**Task input:**
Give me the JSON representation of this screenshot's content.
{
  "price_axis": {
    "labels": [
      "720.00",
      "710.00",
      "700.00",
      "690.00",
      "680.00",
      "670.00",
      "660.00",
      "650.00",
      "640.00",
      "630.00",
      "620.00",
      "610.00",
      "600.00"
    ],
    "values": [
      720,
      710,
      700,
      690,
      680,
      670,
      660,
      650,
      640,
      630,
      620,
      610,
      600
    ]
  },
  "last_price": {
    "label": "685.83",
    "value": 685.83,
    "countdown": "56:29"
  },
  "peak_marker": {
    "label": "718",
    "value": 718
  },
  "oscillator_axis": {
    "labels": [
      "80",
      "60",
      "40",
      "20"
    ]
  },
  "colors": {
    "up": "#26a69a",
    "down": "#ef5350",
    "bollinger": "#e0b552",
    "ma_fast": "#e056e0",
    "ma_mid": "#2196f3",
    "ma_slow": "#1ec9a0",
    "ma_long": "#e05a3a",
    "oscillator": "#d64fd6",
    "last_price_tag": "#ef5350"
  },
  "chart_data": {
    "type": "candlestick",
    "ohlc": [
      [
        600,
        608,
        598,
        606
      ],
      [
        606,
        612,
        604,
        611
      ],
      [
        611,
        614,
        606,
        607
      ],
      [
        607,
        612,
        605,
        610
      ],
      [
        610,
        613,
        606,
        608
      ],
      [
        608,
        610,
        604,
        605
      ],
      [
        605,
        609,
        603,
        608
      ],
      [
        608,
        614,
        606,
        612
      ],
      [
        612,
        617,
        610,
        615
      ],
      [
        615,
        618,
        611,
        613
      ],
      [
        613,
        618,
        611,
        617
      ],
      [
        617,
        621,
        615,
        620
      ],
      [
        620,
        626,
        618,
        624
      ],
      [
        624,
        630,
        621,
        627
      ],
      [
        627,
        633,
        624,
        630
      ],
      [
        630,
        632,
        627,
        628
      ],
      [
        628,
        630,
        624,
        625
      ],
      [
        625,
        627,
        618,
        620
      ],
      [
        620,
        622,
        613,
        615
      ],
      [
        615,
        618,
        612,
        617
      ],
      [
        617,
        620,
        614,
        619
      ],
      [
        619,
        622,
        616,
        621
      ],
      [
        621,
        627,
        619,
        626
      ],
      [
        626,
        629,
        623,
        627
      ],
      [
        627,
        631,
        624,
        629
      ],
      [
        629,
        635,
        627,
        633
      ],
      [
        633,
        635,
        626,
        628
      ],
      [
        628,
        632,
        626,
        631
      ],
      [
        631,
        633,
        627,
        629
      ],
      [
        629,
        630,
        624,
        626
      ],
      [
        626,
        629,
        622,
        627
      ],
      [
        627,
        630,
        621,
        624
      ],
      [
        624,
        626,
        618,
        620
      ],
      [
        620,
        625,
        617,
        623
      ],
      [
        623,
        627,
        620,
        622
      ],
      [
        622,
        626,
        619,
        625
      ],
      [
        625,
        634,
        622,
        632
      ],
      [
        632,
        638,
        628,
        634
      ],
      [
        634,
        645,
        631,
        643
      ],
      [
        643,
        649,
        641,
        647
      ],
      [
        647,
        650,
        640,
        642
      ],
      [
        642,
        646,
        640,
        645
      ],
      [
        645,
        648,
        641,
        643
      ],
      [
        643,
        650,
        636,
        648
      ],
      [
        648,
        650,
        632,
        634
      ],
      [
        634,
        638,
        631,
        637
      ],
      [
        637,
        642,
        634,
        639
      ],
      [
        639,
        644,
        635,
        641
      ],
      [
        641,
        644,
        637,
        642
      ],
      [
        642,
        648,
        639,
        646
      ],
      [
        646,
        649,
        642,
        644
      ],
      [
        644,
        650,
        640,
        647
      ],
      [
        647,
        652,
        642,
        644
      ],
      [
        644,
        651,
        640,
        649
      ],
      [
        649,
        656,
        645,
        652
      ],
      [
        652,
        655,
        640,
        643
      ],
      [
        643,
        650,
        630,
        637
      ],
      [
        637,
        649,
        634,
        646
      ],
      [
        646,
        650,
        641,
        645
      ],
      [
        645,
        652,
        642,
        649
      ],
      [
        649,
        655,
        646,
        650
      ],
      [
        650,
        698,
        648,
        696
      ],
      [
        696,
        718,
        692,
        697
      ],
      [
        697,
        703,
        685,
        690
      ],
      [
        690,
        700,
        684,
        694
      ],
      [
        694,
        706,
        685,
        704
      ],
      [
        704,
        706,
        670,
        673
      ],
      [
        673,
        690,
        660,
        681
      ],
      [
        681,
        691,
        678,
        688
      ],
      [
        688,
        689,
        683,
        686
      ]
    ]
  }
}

**Set exercise:** Send back all of the entries exactly, with nothing missing.

**Result:**
Give me the JSON representation of this screenshot's content.
{
  "price_axis": {
    "labels": [
      "720.00",
      "710.00",
      "700.00",
      "690.00",
      "680.00",
      "670.00",
      "660.00",
      "650.00",
      "640.00",
      "630.00",
      "620.00",
      "610.00",
      "600.00"
    ],
    "values": [
      720,
      710,
      700,
      690,
      680,
      670,
      660,
      650,
      640,
      630,
      620,
      610,
      600
    ]
  },
  "last_price": {
    "label": "685.83",
    "value": 685.83,
    "countdown": "56:29"
  },
  "peak_marker": {
    "label": "718",
    "value": 718
  },
  "oscillator_axis": {
    "labels": [
      "80",
      "60",
      "40",
      "20"
    ]
  },
  "colors": {
    "up": "#26a69a",
    "down": "#ef5350",
    "bollinger": "#e0b552",
    "ma_fast": "#e056e0",
    "ma_mid": "#2196f3",
    "ma_slow": "#1ec9a0",
    "ma_long": "#e05a3a",
    "oscillator": "#d64fd6",
    "last_price_tag": "#ef5350"
  },
  "chart_data": {
    "type": "candlestick",
    "ohlc": [
      [
        600,
        608,
        598,
        606
      ],
      [
        606,
        612,
        604,
        611
      ],
      [
        611,
        614,
        606,
        607
      ],
      [
        607,
        612,
        605,
        610
      ],
      [
        610,
        613,
        606,
        608
      ],
      [
        608,
        610,
        604,
        605
      ],
      [
        605,
        609,
        603,
        608
      ],
      [
        608,
        614,
        606,
        612
      ],
      [
        612,
        617,
        610,
        615
      ],
      [
        615,
        618,
        611,
        613
      ],
      [
        613,
        618,
        611,
        617
      ],
      [
        617,
        621,
        615,
        620
      ],
      [
        620,
        626,
        618,
        624
      ],
      [
        624,
        630,
        621,
        627
      ],
      [
        627,
        633,
        624,
        630
      ],
      [
        630,
        632,
        627,
        628
      ],
      [
        628,
        630,
        624,
        625
      ],
      [
        625,
        627,
        618,
        620
      ],
      [
        620,
        622,
        613,
        615
      ],
      [
        615,
        618,
        612,
        617
      ],
      [
        617,
        620,
        614,
        619
      ],
      [
        619,
        622,
        616,
        621
      ],
      [
        621,
        627,
        619,
        626
      ],
      [
        626,
        629,
        623,
        627
      ],
      [
        627,
        631,
        624,
        629
      ],
      [
        629,
        635,
        627,
        633
      ],
      [
        633,
        635,
        626,
        628
      ],
      [
        628,
        632,
        626,
        631
      ],
      [
        631,
        633,
        627,
        629
      ],
      [
        629,
        630,
        624,
        626
      ],
      [
        626,
        629,
        622,
        627
      ],
      [
        627,
        630,
        621,
        624
      ],
      [
        624,
        626,
        618,
        620
      ],
      [
        620,
        625,
        617,
        623
      ],
      [
        623,
        627,
        620,
        622
      ],
      [
        622,
        626,
        619,
        625
      ],
      [
        625,
        634,
        622,
        632
      ],
      [
        632,
        638,
        628,
        634
      ],
      [
        634,
        645,
        631,
        643
      ],
      [
        643,
        649,
        641,
        647
      ],
      [
        647,
        650,
        640,
        642
      ],
      [
        642,
        646,
        640,
        645
      ],
      [
        645,
        648,
        641,
        643
      ],
      [
        643,
        650,
        636,
        648
      ],
      [
        648,
        650,
        632,
        634
      ],
      [
        634,
        638,
        631,
        637
      ],
      [
        637,
        642,
        634,
        639
      ],
      [
        639,
        644,
        635,
        641
      ],
      [
        641,
        644,
        637,
        642
      ],
      [
        642,
        648,
        639,
        646
      ],
      [
        646,
        649,
        642,
        644
      ],
      [
        644,
        650,
        640,
        647
      ],
      [
        647,
        652,
        642,
        644
      ],
      [
        644,
        651,
        640,
        649
      ],
      [
        649,
        656,
        645,
        652
      ],
      [
        652,
        655,
        640,
        643
      ],
      [
        643,
        650,
        630,
        637
      ],
      [
        637,
        649,
        634,
        646
      ],
      [
        646,
        650,
        641,
        645
      ],
      [
        645,
        652,
        642,
        649
      ],
      [
        649,
        655,
        646,
        650
      ],
      [
        650,
        698,
        648,
        696
      ],
      [
        696,
        718,
        692,
        697
      ],
      [
        697,
        703,
        685,
        690
      ],
      [
        690,
        700,
        684,
        694
      ],
      [
        694,
        706,
        685,
        704
      ],
      [
        704,
        706,
        670,
        673
      ],
      [
        673,
        690,
        660,
        681
      ],
      [
        681,
        691,
        678,
        688
      ],
      [
        688,
        689,
        683,
        686
      ]
    ]
  }
}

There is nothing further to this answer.